# START OF Data supplied

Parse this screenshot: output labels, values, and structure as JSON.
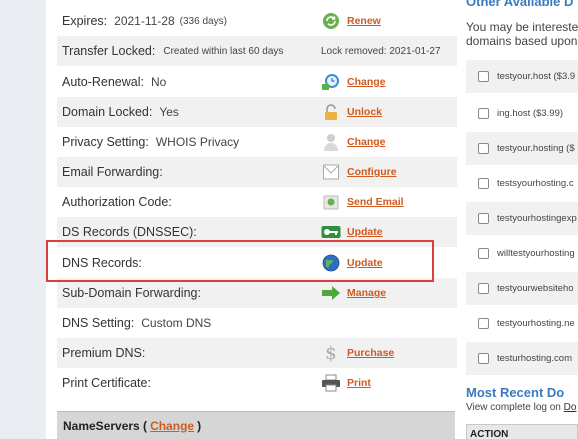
{
  "domain_details": {
    "rows": [
      {
        "label": "Expires:",
        "value": "2021-11-28",
        "note": "(336 days)",
        "action": "Renew",
        "icon": "renew-icon"
      },
      {
        "label": "Transfer Locked:",
        "note": "Created within last 60 days",
        "right_note": "Lock removed: 2021-01-27"
      },
      {
        "label": "Auto-Renewal:",
        "value": "No",
        "action": "Change",
        "icon": "clock-icon"
      },
      {
        "label": "Domain Locked:",
        "value": "Yes",
        "action": "Unlock",
        "icon": "lock-icon"
      },
      {
        "label": "Privacy Setting:",
        "value": "WHOIS Privacy",
        "action": "Change",
        "icon": "privacy-icon"
      },
      {
        "label": "Email Forwarding:",
        "action": "Configure",
        "icon": "envelope-icon"
      },
      {
        "label": "Authorization Code:",
        "action": "Send Email",
        "icon": "auth-code-icon"
      },
      {
        "label": "DS Records (DNSSEC):",
        "action": "Update",
        "icon": "key-icon"
      },
      {
        "label": "DNS Records:",
        "action": "Update",
        "icon": "globe-icon"
      },
      {
        "label": "Sub-Domain Forwarding:",
        "action": "Manage",
        "icon": "arrow-right-icon"
      },
      {
        "label": "DNS Setting:",
        "value": "Custom DNS"
      },
      {
        "label": "Premium DNS:",
        "action": "Purchase",
        "icon": "dollar-icon"
      },
      {
        "label": "Print Certificate:",
        "action": "Print",
        "icon": "printer-icon"
      }
    ],
    "nameservers": {
      "prefix": "NameServers (",
      "link": "Change",
      "suffix": ")"
    }
  },
  "sidebar": {
    "heading": "Other Available D",
    "intro_line1": "You may be intereste",
    "intro_line2": "domains based upon",
    "suggestions": [
      "testyour.host ($3.9",
      "ing.host ($3.99)",
      "testyour.hosting ($",
      "testsyourhosting.c",
      "testyourhostingexp",
      "willtestyourhosting",
      "testyourwebsiteho",
      "testyourhosting.ne",
      "testurhosting.com"
    ],
    "recent_heading": "Most Recent Do",
    "log_prefix": "View complete log on ",
    "log_link": "Do",
    "action_header": "ACTION"
  },
  "colors": {
    "link": "#d05a1f",
    "accent": "#3a7bbf",
    "highlight": "#d8413f"
  }
}
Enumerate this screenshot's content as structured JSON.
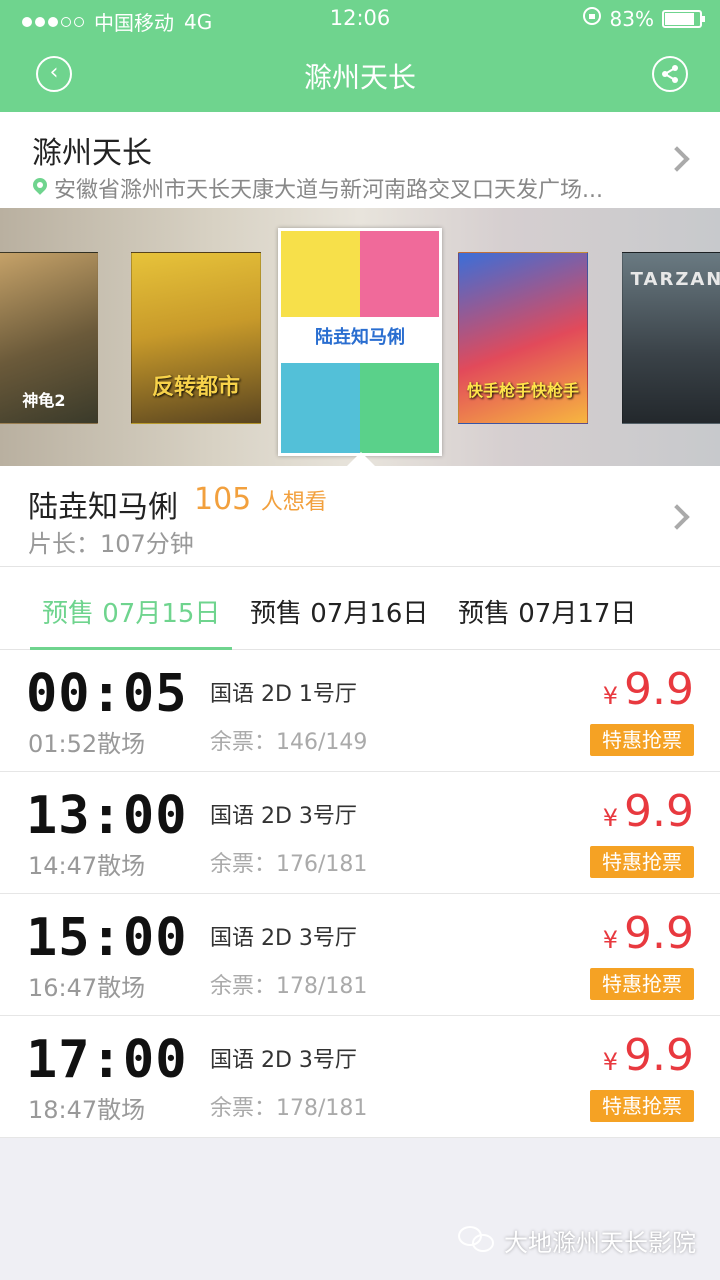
{
  "status_bar": {
    "carrier": "中国移动",
    "network": "4G",
    "time": "12:06",
    "battery": "83%"
  },
  "nav": {
    "title": "滁州天长"
  },
  "cinema": {
    "name": "滁州天长",
    "address": "安徽省滁州市天长天康大道与新河南路交叉口天发广场..."
  },
  "posters": [
    {
      "title": "神龟2"
    },
    {
      "title": "反转都市"
    },
    {
      "title": "陆垚知马俐"
    },
    {
      "title": "快手枪手快枪手"
    },
    {
      "title": "TARZAN"
    }
  ],
  "movie": {
    "name": "陆垚知马俐",
    "want_count": "105",
    "want_label": "人想看",
    "length": "片长：107分钟"
  },
  "tabs": [
    {
      "label": "预售 07月15日",
      "active": true
    },
    {
      "label": "预售 07月16日",
      "active": false
    },
    {
      "label": "预售 07月17日",
      "active": false
    }
  ],
  "sessions": [
    {
      "start": "00:05",
      "end": "01:52散场",
      "lang": "国语 2D  1号厅",
      "remain": "余票：146/149",
      "currency": "¥",
      "price": "9.9",
      "deal": "特惠抢票"
    },
    {
      "start": "13:00",
      "end": "14:47散场",
      "lang": "国语 2D  3号厅",
      "remain": "余票：176/181",
      "currency": "¥",
      "price": "9.9",
      "deal": "特惠抢票"
    },
    {
      "start": "15:00",
      "end": "16:47散场",
      "lang": "国语 2D  3号厅",
      "remain": "余票：178/181",
      "currency": "¥",
      "price": "9.9",
      "deal": "特惠抢票"
    },
    {
      "start": "17:00",
      "end": "18:47散场",
      "lang": "国语 2D  3号厅",
      "remain": "余票：178/181",
      "currency": "¥",
      "price": "9.9",
      "deal": "特惠抢票"
    }
  ],
  "watermark": {
    "text": "大地滁州天长影院"
  },
  "colors": {
    "accent": "#6fd48e",
    "price": "#e8393f",
    "deal": "#f5a224",
    "want": "#f2a03d"
  }
}
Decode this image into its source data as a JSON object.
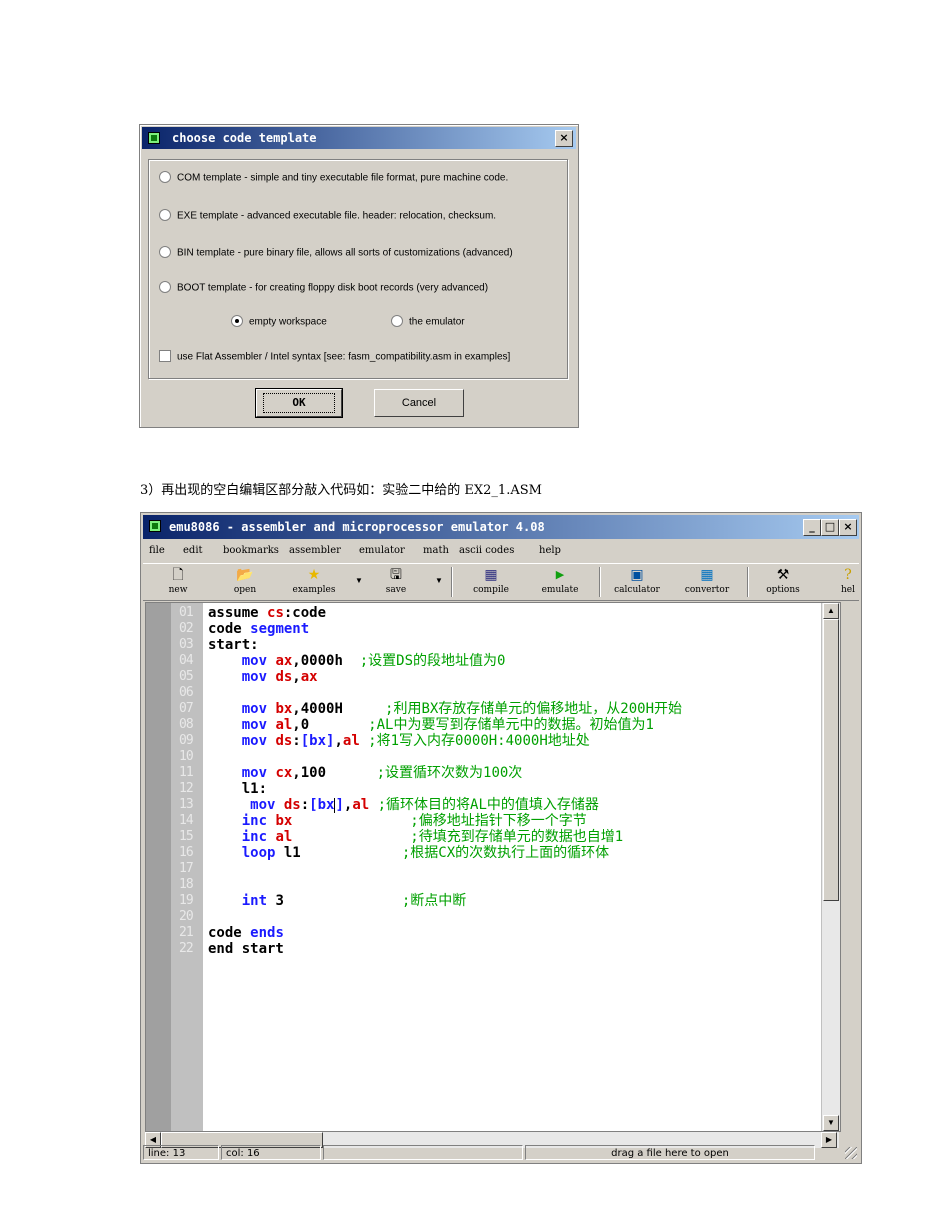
{
  "dialog": {
    "title": "choose code template",
    "close_label": "×",
    "options": [
      "COM template - simple and tiny executable file format, pure machine code.",
      "EXE template - advanced executable file. header: relocation, checksum.",
      "BIN template - pure binary file, allows all sorts of customizations (advanced)",
      "BOOT template - for creating floppy disk boot records (very advanced)"
    ],
    "empty_workspace": "empty workspace",
    "the_emulator": "the emulator",
    "flat_assembler": "use Flat Assembler / Intel syntax   [see: fasm_compatibility.asm in examples]",
    "ok_label": "OK",
    "cancel_label": "Cancel"
  },
  "caption": "3）再出现的空白编辑区部分敲入代码如：实验二中给的 EX2_1.ASM",
  "emu": {
    "title": "emu8086 - assembler and microprocessor emulator 4.08",
    "minimize": "_",
    "maximize": "□",
    "close": "×",
    "menu": [
      "file",
      "edit",
      "bookmarks",
      "assembler",
      "emulator",
      "math",
      "ascii codes",
      "help"
    ],
    "toolbar": {
      "new": "new",
      "open": "open",
      "examples": "examples",
      "save": "save",
      "compile": "compile",
      "emulate": "emulate",
      "calculator": "calculator",
      "convertor": "convertor",
      "options": "options",
      "help": "hel"
    },
    "line_numbers": [
      "01",
      "02",
      "03",
      "04",
      "05",
      "06",
      "07",
      "08",
      "09",
      "10",
      "11",
      "12",
      "13",
      "14",
      "15",
      "16",
      "17",
      "18",
      "19",
      "20",
      "21",
      "22"
    ],
    "code": {
      "l01a": "assume ",
      "l01b": "cs",
      "l01c": ":code",
      "l02a": "code ",
      "l02b": "segment",
      "l03": "start:",
      "l04a": "    mov ",
      "l04b": "ax",
      "l04c": ",0000h  ",
      "l04d": ";设置DS的段地址值为0",
      "l05a": "    mov ",
      "l05b": "ds",
      "l05c": ",",
      "l05d": "ax",
      "l07a": "    mov ",
      "l07b": "bx",
      "l07c": ",4000H     ",
      "l07d": ";利用BX存放存储单元的偏移地址，从200H开始",
      "l08a": "    mov ",
      "l08b": "al",
      "l08c": ",0       ",
      "l08d": ";AL中为要写到存储单元中的数据。初始值为1",
      "l09a": "    mov ",
      "l09b": "ds",
      "l09c": ":",
      "l09d": "[bx]",
      "l09e": ",",
      "l09f": "al",
      "l09g": " ;将1写入内存0000H:4000H地址处",
      "l11a": "    mov ",
      "l11b": "cx",
      "l11c": ",100      ",
      "l11d": ";设置循环次数为100次",
      "l12": "    l1:",
      "l13a": "     mov ",
      "l13b": "ds",
      "l13c": ":",
      "l13d": "[bx",
      "l13e": "]",
      "l13f": ",",
      "l13g": "al",
      "l13h": " ;循环体目的将AL中的值填入存储器",
      "l14a": "    inc ",
      "l14b": "bx",
      "l14c": "              ;偏移地址指针下移一个字节",
      "l15a": "    inc ",
      "l15b": "al",
      "l15c": "              ;待填充到存储单元的数据也自增1",
      "l16a": "    loop ",
      "l16b": "l1",
      "l16c": "            ;根据CX的次数执行上面的循环体",
      "l19a": "    int ",
      "l19b": "3",
      "l19c": "              ;断点中断",
      "l21a": "code ",
      "l21b": "ends",
      "l22a": "end ",
      "l22b": "start"
    },
    "status": {
      "line": "line: 13",
      "col": "col: 16",
      "hint": "drag a file here to open"
    }
  }
}
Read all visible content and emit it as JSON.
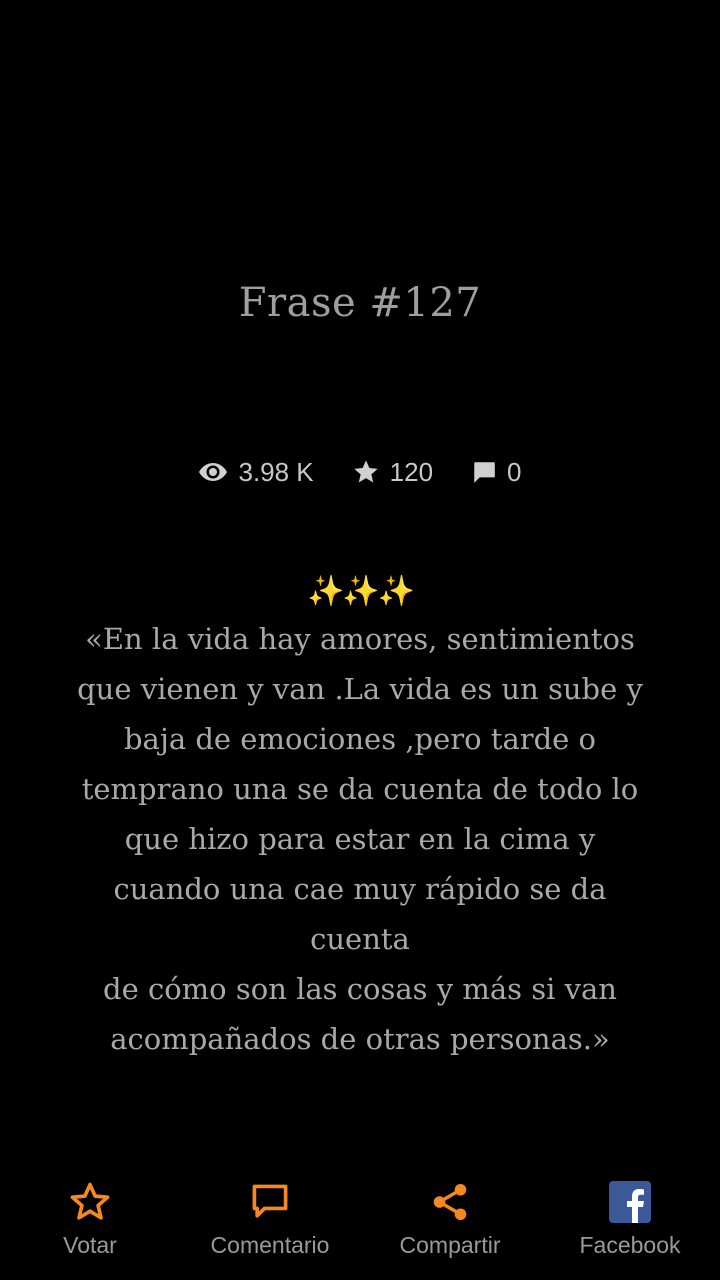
{
  "title": "Frase #127",
  "stats": {
    "views": "3.98 K",
    "stars": "120",
    "comments": "0"
  },
  "quote": {
    "emoji": "✨✨✨",
    "text": "«En la vida hay amores, sentimientos que vienen y van .La vida es un sube y baja de emociones ,pero tarde o temprano una se da cuenta de todo lo que hizo para estar en la cima y\ncuando una cae muy rápido se da cuenta\nde cómo son las cosas y más si van acompañados de otras personas.»"
  },
  "actions": {
    "vote_label": "Votar",
    "comment_label": "Comentario",
    "share_label": "Compartir",
    "facebook_label": "Facebook"
  },
  "colors": {
    "background": "#000000",
    "accent": "#f5881f",
    "text": "#a9a9a9",
    "facebook": "#3b5998"
  },
  "icons": {
    "views": "eye-icon",
    "stars": "star-icon",
    "comments": "speech-bubble-icon",
    "vote": "star-outline-icon",
    "comment": "comment-icon",
    "share": "share-icon",
    "facebook": "facebook-icon"
  }
}
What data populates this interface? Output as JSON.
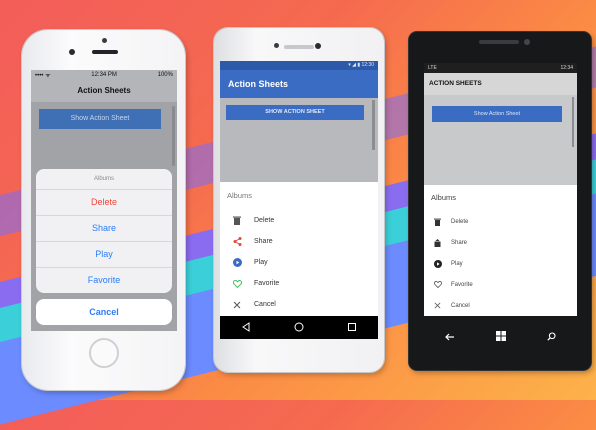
{
  "ios": {
    "status_time": "12:34 PM",
    "status_battery": "100%",
    "title": "Action Sheets",
    "button_label": "Show Action Sheet",
    "sheet_title": "Albums",
    "options": [
      {
        "label": "Delete",
        "style": "destructive"
      },
      {
        "label": "Share",
        "style": "default"
      },
      {
        "label": "Play",
        "style": "default"
      },
      {
        "label": "Favorite",
        "style": "default"
      }
    ],
    "cancel_label": "Cancel",
    "colors": {
      "accent": "#2d7cf6",
      "destructive": "#f2453d",
      "button": "#3f6fb5"
    }
  },
  "android": {
    "status_time": "12:30",
    "title": "Action Sheets",
    "button_label": "SHOW ACTION SHEET",
    "sheet_title": "Albums",
    "options": [
      {
        "label": "Delete",
        "icon": "trash-icon"
      },
      {
        "label": "Share",
        "icon": "share-icon"
      },
      {
        "label": "Play",
        "icon": "play-icon"
      },
      {
        "label": "Favorite",
        "icon": "heart-icon"
      },
      {
        "label": "Cancel",
        "icon": "close-icon"
      }
    ],
    "colors": {
      "appbar": "#3a6cc4",
      "status": "#2c5aa8"
    }
  },
  "windows": {
    "status_left": "LTE",
    "status_time": "12:34",
    "title": "ACTION SHEETS",
    "button_label": "Show Action Sheet",
    "sheet_title": "Albums",
    "options": [
      {
        "label": "Delete",
        "icon": "trash-icon"
      },
      {
        "label": "Share",
        "icon": "share-icon"
      },
      {
        "label": "Play",
        "icon": "play-icon"
      },
      {
        "label": "Favorite",
        "icon": "heart-icon"
      },
      {
        "label": "Cancel",
        "icon": "close-icon"
      }
    ]
  }
}
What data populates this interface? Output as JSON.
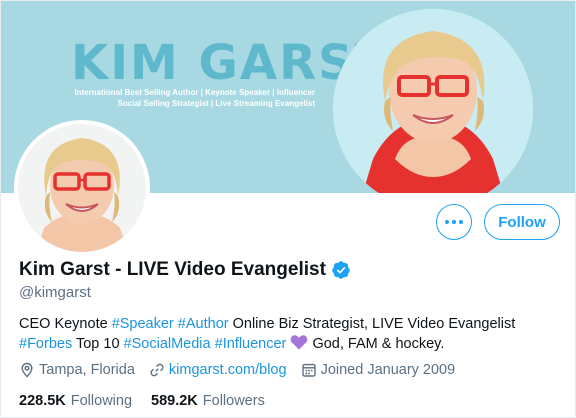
{
  "banner": {
    "name": "KIM GARST",
    "tagline_1": "International Best Selling Author | Keynote Speaker | Influencer",
    "tagline_2": "Social Selling Strategist | Live Streaming Evangelist"
  },
  "actions": {
    "follow_label": "Follow"
  },
  "profile": {
    "display_name": "Kim Garst - LIVE Video Evangelist",
    "handle": "@kimgarst"
  },
  "bio": {
    "t1": "CEO Keynote ",
    "h1": "#Speaker",
    "t2": " ",
    "h2": "#Author",
    "t3": " Online Biz Strategist, LIVE Video Evangelist ",
    "h3": "#Forbes",
    "t4": " Top 10 ",
    "h4": "#SocialMedia",
    "t5": " ",
    "h5": "#Influencer",
    "t6": " ",
    "t7": " God, FAM & hockey."
  },
  "meta": {
    "location": "Tampa, Florida",
    "website": "kimgarst.com/blog",
    "joined": "Joined January 2009"
  },
  "stats": {
    "following_count": "228.5K",
    "following_label": "Following",
    "followers_count": "589.2K",
    "followers_label": "Followers"
  },
  "colors": {
    "accent": "#1da1f2",
    "banner": "#a8d9e2",
    "heart": "#a775d9"
  }
}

# END OF Data supplied

- Problem
In the listing above, find each line with the word "this" and copy it.

- Finished answer
Parse this screenshot: output labels, values, and structure as JSON.
Enumerate this screenshot's content as structured JSON.
Decode this image into its source data as a JSON object.
What data populates this interface? Output as JSON.
What data populates this interface? Output as JSON.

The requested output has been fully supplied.